_GOAL_
Search the listing for the string "tiers" and copy every line that contains it.

◇ ◇ ◇ ◇ ◇ ◇ ◇

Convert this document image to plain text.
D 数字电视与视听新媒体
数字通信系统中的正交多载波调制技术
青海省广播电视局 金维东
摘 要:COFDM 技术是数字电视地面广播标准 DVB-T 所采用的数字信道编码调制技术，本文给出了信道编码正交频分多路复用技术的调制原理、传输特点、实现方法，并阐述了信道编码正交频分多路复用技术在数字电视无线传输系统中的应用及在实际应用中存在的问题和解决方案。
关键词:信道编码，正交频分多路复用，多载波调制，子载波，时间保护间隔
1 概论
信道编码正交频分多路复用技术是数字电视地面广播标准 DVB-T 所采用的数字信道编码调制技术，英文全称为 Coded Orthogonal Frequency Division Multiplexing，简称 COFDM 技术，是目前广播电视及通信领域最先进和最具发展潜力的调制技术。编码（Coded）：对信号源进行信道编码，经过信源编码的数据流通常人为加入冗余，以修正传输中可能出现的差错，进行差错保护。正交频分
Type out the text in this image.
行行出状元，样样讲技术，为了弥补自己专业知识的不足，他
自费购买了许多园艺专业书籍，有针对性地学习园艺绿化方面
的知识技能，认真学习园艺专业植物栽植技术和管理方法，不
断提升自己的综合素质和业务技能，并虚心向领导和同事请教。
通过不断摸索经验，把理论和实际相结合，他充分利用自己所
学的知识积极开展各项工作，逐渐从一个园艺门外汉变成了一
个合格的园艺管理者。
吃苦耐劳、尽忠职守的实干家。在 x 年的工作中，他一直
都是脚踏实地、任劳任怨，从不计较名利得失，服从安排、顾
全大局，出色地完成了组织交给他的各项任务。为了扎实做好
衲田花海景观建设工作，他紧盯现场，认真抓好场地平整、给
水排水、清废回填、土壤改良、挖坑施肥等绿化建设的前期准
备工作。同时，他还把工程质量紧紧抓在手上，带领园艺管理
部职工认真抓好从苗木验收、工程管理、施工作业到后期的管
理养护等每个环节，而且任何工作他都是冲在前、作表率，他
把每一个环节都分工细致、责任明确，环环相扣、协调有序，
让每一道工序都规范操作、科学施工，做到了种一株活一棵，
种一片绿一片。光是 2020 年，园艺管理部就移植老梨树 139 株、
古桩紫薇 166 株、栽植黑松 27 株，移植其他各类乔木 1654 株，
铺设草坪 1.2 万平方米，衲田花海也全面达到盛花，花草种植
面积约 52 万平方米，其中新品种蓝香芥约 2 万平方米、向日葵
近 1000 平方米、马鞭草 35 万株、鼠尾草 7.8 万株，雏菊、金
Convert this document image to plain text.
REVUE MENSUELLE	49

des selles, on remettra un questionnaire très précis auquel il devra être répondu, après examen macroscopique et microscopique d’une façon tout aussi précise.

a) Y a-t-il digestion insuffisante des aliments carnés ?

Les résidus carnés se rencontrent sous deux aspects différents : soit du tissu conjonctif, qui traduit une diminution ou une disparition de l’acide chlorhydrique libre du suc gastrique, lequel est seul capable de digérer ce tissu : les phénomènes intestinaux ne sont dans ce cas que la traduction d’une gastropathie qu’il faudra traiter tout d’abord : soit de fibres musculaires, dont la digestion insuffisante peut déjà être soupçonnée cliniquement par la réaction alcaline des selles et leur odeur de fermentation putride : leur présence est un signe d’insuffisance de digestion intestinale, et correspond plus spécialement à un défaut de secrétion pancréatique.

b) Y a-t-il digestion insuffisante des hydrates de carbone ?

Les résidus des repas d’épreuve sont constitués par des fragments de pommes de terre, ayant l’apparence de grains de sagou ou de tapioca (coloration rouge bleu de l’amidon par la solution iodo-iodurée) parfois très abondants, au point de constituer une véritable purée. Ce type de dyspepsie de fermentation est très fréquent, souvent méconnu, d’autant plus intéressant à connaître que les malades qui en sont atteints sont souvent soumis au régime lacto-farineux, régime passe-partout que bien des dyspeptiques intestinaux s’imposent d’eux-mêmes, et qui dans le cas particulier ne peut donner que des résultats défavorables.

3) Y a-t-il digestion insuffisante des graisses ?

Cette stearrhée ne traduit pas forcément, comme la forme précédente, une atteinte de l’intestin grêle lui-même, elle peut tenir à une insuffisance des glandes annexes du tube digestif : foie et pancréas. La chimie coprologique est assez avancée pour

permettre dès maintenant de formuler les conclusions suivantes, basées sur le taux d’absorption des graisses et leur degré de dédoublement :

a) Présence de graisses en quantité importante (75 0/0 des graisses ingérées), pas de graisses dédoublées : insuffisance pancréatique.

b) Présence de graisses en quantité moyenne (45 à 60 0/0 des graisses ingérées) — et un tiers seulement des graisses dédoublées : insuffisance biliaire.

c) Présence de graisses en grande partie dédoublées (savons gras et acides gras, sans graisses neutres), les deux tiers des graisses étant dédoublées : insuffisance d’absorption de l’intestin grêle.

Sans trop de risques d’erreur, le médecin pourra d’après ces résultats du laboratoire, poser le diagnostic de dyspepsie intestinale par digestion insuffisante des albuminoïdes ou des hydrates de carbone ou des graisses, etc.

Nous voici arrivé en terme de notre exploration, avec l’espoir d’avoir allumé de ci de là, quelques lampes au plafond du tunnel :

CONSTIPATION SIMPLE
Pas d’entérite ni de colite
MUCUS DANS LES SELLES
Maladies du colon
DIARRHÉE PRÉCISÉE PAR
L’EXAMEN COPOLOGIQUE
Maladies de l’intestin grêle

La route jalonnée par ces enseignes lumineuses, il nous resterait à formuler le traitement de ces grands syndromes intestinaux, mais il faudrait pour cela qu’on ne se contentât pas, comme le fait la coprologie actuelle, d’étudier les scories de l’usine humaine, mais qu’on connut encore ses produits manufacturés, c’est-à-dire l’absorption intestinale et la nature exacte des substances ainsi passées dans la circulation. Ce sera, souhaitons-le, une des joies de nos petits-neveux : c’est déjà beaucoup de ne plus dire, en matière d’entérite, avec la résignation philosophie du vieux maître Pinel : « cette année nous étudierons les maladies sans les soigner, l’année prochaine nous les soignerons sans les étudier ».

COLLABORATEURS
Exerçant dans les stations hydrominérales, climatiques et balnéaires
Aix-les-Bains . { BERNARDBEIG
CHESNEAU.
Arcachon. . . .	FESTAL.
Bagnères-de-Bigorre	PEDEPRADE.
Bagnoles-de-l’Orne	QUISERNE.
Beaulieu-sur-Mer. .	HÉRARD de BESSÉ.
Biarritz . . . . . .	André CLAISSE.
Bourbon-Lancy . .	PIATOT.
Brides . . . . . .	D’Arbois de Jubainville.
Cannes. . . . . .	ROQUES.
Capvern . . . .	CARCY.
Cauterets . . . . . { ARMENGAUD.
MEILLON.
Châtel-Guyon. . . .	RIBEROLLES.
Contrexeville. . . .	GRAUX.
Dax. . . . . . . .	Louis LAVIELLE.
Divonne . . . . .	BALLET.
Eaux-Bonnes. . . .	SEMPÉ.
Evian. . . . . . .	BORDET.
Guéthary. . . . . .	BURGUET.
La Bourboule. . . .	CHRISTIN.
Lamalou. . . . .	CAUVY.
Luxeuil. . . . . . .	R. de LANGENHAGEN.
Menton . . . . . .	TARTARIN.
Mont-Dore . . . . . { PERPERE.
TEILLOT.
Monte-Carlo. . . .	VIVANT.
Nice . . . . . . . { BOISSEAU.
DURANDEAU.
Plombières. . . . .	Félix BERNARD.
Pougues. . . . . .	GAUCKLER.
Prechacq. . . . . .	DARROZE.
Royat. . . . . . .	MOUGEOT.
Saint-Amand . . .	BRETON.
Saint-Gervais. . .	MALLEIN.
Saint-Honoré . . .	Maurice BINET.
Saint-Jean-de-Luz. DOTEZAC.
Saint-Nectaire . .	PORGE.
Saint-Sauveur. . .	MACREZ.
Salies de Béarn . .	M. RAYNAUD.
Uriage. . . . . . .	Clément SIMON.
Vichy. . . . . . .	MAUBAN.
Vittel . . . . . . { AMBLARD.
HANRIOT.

◇ ◇ ◇ ◇ ◇ ◇ ◇

_SOLUTION FOR THIS EXERCISE_
b) Présence de graisses en quantité moyenne (45 à 60 0/0 des graisses ingérées) — et un tiers seulement des graisses dédoublées : insuffisance biliaire.
c) Présence de graisses en grande partie dédoublées (savons gras et acides gras, sans graisses neutres), les deux tiers des graisses étant dédoublées : insuffisance d’absorption de l’intestin grêle.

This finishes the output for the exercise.